■ **WORK TO DO**
Show only lines that include "default".

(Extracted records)
=====

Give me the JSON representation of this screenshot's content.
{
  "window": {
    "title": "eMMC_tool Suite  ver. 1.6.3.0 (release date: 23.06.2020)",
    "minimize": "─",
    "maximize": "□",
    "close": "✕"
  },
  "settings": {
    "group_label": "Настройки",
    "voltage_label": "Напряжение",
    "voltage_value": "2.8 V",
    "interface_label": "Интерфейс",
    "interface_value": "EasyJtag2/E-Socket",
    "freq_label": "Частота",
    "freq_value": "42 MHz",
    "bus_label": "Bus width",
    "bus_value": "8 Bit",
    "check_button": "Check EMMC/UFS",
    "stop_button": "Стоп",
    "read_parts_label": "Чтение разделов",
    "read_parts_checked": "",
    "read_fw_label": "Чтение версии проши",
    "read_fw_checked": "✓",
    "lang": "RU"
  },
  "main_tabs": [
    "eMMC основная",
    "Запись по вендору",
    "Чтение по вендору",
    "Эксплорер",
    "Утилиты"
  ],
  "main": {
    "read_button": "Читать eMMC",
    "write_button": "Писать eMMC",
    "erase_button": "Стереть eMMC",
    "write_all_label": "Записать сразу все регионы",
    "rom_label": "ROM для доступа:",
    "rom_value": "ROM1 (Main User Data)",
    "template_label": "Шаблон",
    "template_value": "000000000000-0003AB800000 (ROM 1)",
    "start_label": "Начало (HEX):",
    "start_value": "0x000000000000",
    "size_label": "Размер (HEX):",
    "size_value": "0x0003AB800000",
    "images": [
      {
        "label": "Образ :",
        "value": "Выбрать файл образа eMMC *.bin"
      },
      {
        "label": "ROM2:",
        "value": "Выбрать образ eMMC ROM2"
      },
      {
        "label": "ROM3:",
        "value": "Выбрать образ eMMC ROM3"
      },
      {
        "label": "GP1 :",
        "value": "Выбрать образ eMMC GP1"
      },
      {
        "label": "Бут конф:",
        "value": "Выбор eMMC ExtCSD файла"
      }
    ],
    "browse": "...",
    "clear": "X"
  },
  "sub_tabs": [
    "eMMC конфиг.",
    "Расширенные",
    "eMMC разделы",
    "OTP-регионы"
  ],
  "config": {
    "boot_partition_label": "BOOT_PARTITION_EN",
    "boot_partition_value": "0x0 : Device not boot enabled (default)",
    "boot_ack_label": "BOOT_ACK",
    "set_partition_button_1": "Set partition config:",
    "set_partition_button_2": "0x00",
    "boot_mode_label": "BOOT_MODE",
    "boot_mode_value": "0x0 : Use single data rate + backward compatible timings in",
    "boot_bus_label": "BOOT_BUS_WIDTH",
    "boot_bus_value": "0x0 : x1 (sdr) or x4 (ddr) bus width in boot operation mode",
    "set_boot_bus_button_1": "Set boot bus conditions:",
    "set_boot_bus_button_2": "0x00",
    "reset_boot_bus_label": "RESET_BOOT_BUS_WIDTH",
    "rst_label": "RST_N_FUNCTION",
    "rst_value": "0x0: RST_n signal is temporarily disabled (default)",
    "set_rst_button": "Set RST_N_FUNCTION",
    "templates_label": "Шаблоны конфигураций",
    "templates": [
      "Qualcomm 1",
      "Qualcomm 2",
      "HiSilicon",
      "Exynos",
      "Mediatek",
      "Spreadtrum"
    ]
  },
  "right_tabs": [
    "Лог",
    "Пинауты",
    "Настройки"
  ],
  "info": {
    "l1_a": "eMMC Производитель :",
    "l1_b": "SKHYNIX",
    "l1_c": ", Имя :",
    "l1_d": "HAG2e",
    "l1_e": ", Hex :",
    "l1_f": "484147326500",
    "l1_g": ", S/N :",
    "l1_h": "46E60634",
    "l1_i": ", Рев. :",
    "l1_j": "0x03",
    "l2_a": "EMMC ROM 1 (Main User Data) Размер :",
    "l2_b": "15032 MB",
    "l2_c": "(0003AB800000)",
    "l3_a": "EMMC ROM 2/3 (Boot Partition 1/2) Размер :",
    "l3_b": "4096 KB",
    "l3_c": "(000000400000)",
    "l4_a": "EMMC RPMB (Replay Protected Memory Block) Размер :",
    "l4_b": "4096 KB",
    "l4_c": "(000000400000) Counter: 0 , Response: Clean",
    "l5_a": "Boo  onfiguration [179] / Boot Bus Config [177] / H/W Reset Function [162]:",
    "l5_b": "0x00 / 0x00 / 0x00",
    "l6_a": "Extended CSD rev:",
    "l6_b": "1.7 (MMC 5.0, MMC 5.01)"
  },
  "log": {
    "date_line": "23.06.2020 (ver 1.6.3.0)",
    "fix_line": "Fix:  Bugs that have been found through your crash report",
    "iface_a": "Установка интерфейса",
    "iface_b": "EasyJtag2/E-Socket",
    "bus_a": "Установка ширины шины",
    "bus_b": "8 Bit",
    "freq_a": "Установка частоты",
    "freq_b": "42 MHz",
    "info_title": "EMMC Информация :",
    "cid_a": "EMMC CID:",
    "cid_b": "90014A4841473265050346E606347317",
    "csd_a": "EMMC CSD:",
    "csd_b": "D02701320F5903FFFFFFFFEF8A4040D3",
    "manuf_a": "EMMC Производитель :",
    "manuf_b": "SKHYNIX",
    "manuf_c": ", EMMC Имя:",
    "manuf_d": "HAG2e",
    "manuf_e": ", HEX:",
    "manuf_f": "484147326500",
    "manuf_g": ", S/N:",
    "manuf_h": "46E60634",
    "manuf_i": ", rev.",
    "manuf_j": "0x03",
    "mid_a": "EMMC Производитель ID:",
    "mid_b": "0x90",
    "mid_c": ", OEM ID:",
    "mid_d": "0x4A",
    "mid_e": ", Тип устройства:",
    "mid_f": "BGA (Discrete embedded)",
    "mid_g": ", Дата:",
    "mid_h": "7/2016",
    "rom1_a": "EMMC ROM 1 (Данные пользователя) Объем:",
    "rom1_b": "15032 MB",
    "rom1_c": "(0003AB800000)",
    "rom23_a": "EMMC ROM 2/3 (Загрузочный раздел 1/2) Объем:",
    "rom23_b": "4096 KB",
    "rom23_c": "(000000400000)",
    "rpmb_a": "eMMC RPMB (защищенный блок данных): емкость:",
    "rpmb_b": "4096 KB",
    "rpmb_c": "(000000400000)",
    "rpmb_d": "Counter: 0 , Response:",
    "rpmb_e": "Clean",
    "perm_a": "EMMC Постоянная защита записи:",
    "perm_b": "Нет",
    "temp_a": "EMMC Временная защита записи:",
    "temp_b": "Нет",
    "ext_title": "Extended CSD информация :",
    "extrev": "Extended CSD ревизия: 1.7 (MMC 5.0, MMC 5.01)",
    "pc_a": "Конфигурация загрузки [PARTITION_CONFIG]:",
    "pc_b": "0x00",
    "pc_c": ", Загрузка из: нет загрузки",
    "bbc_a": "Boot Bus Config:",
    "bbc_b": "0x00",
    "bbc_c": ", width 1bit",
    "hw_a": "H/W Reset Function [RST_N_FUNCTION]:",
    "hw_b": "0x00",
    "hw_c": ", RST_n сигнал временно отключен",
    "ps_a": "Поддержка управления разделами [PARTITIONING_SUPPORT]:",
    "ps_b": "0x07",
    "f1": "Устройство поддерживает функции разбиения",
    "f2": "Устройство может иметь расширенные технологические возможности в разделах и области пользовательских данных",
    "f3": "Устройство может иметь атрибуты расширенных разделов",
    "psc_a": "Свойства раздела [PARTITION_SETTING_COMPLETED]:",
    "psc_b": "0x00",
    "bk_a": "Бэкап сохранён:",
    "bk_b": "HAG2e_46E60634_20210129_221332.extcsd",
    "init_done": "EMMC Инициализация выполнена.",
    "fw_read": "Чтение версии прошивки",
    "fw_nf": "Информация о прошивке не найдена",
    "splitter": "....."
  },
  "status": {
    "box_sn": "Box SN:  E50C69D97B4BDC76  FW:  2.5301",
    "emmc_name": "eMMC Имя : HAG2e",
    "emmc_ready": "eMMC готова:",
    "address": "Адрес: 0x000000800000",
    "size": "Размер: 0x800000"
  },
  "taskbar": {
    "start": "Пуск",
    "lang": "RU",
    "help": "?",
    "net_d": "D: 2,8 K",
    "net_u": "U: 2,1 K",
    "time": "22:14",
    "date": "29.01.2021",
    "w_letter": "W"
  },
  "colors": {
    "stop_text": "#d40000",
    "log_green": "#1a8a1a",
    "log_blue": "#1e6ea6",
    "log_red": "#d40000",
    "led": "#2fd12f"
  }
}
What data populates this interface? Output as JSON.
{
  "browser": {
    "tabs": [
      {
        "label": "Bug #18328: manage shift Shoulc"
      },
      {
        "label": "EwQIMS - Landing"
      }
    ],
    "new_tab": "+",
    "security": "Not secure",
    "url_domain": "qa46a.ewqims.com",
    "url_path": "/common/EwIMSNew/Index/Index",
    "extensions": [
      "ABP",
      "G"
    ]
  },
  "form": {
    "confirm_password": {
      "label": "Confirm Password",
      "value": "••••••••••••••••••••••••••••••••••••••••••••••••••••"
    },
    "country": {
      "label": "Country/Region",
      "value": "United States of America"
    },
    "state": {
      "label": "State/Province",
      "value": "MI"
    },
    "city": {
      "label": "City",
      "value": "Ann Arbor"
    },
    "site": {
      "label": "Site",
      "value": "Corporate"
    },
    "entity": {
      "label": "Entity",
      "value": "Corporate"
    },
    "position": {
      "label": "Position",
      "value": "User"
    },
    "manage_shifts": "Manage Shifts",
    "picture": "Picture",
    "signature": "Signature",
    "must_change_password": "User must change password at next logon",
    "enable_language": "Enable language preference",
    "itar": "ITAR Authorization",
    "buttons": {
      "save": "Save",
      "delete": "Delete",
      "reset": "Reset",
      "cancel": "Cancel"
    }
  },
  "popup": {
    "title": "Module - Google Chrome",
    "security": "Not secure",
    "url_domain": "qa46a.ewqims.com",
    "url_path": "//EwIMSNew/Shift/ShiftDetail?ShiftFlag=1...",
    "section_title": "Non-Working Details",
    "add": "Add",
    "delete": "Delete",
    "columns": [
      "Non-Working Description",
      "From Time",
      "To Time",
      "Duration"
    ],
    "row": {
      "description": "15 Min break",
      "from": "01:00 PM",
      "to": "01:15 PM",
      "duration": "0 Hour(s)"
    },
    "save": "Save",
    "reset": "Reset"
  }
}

=====

■ **EXERCISE RESULT**
    "boot_partition_value": "0x0 : Device not boot enabled (default)",
    "rst_value": "0x0: RST_n signal is temporarily disabled (default)",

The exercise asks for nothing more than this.